Data supplied ::
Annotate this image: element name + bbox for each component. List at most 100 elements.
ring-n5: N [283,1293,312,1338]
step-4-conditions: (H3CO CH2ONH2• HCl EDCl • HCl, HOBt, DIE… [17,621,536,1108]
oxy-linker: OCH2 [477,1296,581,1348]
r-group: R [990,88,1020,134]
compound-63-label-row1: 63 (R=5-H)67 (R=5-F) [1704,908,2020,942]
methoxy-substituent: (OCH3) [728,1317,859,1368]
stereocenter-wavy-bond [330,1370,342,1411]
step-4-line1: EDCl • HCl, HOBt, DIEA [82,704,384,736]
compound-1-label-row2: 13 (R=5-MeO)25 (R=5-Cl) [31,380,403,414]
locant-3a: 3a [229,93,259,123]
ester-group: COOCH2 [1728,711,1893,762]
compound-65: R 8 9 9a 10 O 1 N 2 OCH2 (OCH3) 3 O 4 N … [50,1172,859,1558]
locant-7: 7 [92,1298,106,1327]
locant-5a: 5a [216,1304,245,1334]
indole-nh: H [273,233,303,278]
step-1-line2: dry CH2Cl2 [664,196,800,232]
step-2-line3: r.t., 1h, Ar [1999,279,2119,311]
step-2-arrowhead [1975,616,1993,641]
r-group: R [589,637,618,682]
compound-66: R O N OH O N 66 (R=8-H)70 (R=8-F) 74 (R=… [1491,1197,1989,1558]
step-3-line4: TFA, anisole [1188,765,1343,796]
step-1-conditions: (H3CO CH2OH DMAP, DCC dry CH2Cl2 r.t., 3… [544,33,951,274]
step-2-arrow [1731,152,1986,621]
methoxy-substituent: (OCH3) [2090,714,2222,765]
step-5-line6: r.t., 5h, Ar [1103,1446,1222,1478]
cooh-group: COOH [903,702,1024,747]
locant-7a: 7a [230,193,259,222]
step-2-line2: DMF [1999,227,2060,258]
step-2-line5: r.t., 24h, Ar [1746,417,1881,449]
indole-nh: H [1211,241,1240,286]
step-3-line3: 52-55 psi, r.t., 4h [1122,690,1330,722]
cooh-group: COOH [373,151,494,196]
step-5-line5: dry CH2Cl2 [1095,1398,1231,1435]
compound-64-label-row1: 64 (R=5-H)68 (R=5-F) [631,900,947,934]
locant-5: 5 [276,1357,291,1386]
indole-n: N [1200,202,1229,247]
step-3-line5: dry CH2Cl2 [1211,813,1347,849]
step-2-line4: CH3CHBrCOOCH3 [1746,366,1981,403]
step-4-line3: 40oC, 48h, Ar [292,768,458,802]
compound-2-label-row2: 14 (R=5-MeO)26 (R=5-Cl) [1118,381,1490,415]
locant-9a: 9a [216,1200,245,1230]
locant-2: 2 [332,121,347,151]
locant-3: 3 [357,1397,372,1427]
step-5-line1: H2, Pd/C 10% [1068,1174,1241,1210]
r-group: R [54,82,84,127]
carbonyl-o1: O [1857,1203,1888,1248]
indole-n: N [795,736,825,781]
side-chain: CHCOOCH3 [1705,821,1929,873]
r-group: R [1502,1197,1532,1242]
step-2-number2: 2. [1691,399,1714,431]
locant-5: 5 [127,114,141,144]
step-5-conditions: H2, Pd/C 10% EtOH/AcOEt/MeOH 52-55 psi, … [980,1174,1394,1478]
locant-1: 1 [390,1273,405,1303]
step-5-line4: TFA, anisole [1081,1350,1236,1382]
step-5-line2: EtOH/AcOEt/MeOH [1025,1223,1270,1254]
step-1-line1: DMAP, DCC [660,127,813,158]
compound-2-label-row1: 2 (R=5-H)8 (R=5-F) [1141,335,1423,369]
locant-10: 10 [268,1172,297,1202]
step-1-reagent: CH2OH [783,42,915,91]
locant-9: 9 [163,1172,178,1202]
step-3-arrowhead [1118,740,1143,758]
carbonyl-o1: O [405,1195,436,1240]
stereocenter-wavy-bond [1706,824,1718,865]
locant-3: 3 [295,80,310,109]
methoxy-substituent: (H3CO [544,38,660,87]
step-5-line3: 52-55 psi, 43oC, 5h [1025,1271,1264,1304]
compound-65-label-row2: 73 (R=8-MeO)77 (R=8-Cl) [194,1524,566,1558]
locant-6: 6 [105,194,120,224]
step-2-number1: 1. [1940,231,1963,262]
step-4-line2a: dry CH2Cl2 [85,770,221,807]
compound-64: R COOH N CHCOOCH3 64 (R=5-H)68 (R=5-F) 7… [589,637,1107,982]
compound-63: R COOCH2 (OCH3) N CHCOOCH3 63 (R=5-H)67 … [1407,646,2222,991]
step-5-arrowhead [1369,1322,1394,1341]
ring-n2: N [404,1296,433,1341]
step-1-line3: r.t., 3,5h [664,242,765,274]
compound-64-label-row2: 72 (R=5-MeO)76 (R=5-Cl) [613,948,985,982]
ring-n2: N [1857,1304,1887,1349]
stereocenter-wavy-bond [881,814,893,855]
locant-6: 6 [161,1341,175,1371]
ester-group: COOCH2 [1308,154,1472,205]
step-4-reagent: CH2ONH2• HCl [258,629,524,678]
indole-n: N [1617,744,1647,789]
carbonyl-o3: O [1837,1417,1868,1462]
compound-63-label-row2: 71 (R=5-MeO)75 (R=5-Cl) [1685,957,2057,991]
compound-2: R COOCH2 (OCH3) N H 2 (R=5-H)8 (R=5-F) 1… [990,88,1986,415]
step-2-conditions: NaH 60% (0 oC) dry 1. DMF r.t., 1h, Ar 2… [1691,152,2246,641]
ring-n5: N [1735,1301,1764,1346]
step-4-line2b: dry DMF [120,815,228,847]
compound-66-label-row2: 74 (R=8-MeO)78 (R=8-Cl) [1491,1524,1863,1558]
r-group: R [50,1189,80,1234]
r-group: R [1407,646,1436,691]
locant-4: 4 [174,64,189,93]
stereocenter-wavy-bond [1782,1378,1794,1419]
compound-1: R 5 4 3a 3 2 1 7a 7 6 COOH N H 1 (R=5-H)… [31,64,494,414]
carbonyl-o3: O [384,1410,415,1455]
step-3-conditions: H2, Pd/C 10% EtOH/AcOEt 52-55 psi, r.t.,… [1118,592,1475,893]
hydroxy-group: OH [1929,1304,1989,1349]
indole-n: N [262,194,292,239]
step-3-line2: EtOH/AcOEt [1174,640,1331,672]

Aim :: Rename every "stereocenter-wavy-bond" in the records above to "wavy-stereo-bond" and give all the lines again, with nothing else changed.

Completed task ::
Annotate this image: element name + bbox for each component. List at most 100 elements.
ring-n5: N [283,1293,312,1338]
step-4-conditions: (H3CO CH2ONH2• HCl EDCl • HCl, HOBt, DIE… [17,621,536,1108]
oxy-linker: OCH2 [477,1296,581,1348]
r-group: R [990,88,1020,134]
compound-63-label-row1: 63 (R=5-H)67 (R=5-F) [1704,908,2020,942]
methoxy-substituent: (OCH3) [728,1317,859,1368]
wavy-stereo-bond [330,1370,342,1411]
step-4-line1: EDCl • HCl, HOBt, DIEA [82,704,384,736]
compound-1-label-row2: 13 (R=5-MeO)25 (R=5-Cl) [31,380,403,414]
locant-3a: 3a [229,93,259,123]
ester-group: COOCH2 [1728,711,1893,762]
compound-65: R 8 9 9a 10 O 1 N 2 OCH2 (OCH3) 3 O 4 N … [50,1172,859,1558]
locant-7: 7 [92,1298,106,1327]
locant-5a: 5a [216,1304,245,1334]
indole-nh: H [273,233,303,278]
step-1-line2: dry CH2Cl2 [664,196,800,232]
step-2-line3: r.t., 1h, Ar [1999,279,2119,311]
step-2-arrowhead [1975,616,1993,641]
r-group: R [589,637,618,682]
compound-66: R O N OH O N 66 (R=8-H)70 (R=8-F) 74 (R=… [1491,1197,1989,1558]
step-3-line4: TFA, anisole [1188,765,1343,796]
step-1-conditions: (H3CO CH2OH DMAP, DCC dry CH2Cl2 r.t., 3… [544,33,951,274]
step-2-arrow [1731,152,1986,621]
methoxy-substituent: (OCH3) [2090,714,2222,765]
step-5-line6: r.t., 5h, Ar [1103,1446,1222,1478]
cooh-group: COOH [903,702,1024,747]
locant-7a: 7a [230,193,259,222]
step-2-line2: DMF [1999,227,2060,258]
step-2-line5: r.t., 24h, Ar [1746,417,1881,449]
indole-nh: H [1211,241,1240,286]
step-3-line3: 52-55 psi, r.t., 4h [1122,690,1330,722]
cooh-group: COOH [373,151,494,196]
step-5-line5: dry CH2Cl2 [1095,1398,1231,1435]
compound-64-label-row1: 64 (R=5-H)68 (R=5-F) [631,900,947,934]
locant-5: 5 [276,1357,291,1386]
indole-n: N [1200,202,1229,247]
step-3-line5: dry CH2Cl2 [1211,813,1347,849]
step-2-line4: CH3CHBrCOOCH3 [1746,366,1981,403]
step-4-line3: 40oC, 48h, Ar [292,768,458,802]
compound-2-label-row2: 14 (R=5-MeO)26 (R=5-Cl) [1118,381,1490,415]
locant-9a: 9a [216,1200,245,1230]
locant-2: 2 [332,121,347,151]
locant-3: 3 [357,1397,372,1427]
step-5-line1: H2, Pd/C 10% [1068,1174,1241,1210]
r-group: R [54,82,84,127]
carbonyl-o1: O [1857,1203,1888,1248]
indole-n: N [795,736,825,781]
side-chain: CHCOOCH3 [1705,821,1929,873]
r-group: R [1502,1197,1532,1242]
step-2-number2: 2. [1691,399,1714,431]
locant-5: 5 [127,114,141,144]
step-5-conditions: H2, Pd/C 10% EtOH/AcOEt/MeOH 52-55 psi, … [980,1174,1394,1478]
locant-1: 1 [390,1273,405,1303]
step-5-line4: TFA, anisole [1081,1350,1236,1382]
step-5-line2: EtOH/AcOEt/MeOH [1025,1223,1270,1254]
step-1-line1: DMAP, DCC [660,127,813,158]
compound-2-label-row1: 2 (R=5-H)8 (R=5-F) [1141,335,1423,369]
locant-10: 10 [268,1172,297,1202]
step-1-reagent: CH2OH [783,42,915,91]
locant-9: 9 [163,1172,178,1202]
step-3-arrowhead [1118,740,1143,758]
carbonyl-o1: O [405,1195,436,1240]
wavy-stereo-bond [1706,824,1718,865]
locant-3: 3 [295,80,310,109]
methoxy-substituent: (H3CO [544,38,660,87]
step-5-line3: 52-55 psi, 43oC, 5h [1025,1271,1264,1304]
compound-65-label-row2: 73 (R=8-MeO)77 (R=8-Cl) [194,1524,566,1558]
locant-6: 6 [105,194,120,224]
step-2-number1: 1. [1940,231,1963,262]
step-4-line2a: dry CH2Cl2 [85,770,221,807]
compound-64: R COOH N CHCOOCH3 64 (R=5-H)68 (R=5-F) 7… [589,637,1107,982]
compound-63: R COOCH2 (OCH3) N CHCOOCH3 63 (R=5-H)67 … [1407,646,2222,991]
step-5-arrowhead [1369,1322,1394,1341]
ring-n2: N [404,1296,433,1341]
step-1-line3: r.t., 3,5h [664,242,765,274]
compound-64-label-row2: 72 (R=5-MeO)76 (R=5-Cl) [613,948,985,982]
ring-n2: N [1857,1304,1887,1349]
wavy-stereo-bond [881,814,893,855]
locant-6: 6 [161,1341,175,1371]
ester-group: COOCH2 [1308,154,1472,205]
step-4-reagent: CH2ONH2• HCl [258,629,524,678]
indole-n: N [1617,744,1647,789]
carbonyl-o3: O [1837,1417,1868,1462]
compound-63-label-row2: 71 (R=5-MeO)75 (R=5-Cl) [1685,957,2057,991]
compound-2: R COOCH2 (OCH3) N H 2 (R=5-H)8 (R=5-F) 1… [990,88,1986,415]
step-2-conditions: NaH 60% (0 oC) dry 1. DMF r.t., 1h, Ar 2… [1691,152,2246,641]
ring-n5: N [1735,1301,1764,1346]
step-4-line2b: dry DMF [120,815,228,847]
compound-66-label-row2: 74 (R=8-MeO)78 (R=8-Cl) [1491,1524,1863,1558]
r-group: R [50,1189,80,1234]
r-group: R [1407,646,1436,691]
locant-4: 4 [174,64,189,93]
wavy-stereo-bond [1782,1378,1794,1419]
compound-1: R 5 4 3a 3 2 1 7a 7 6 COOH N H 1 (R=5-H)… [31,64,494,414]
carbonyl-o3: O [384,1410,415,1455]
step-3-conditions: H2, Pd/C 10% EtOH/AcOEt 52-55 psi, r.t.,… [1118,592,1475,893]
hydroxy-group: OH [1929,1304,1989,1349]
indole-n: N [262,194,292,239]
step-3-line2: EtOH/AcOEt [1174,640,1331,672]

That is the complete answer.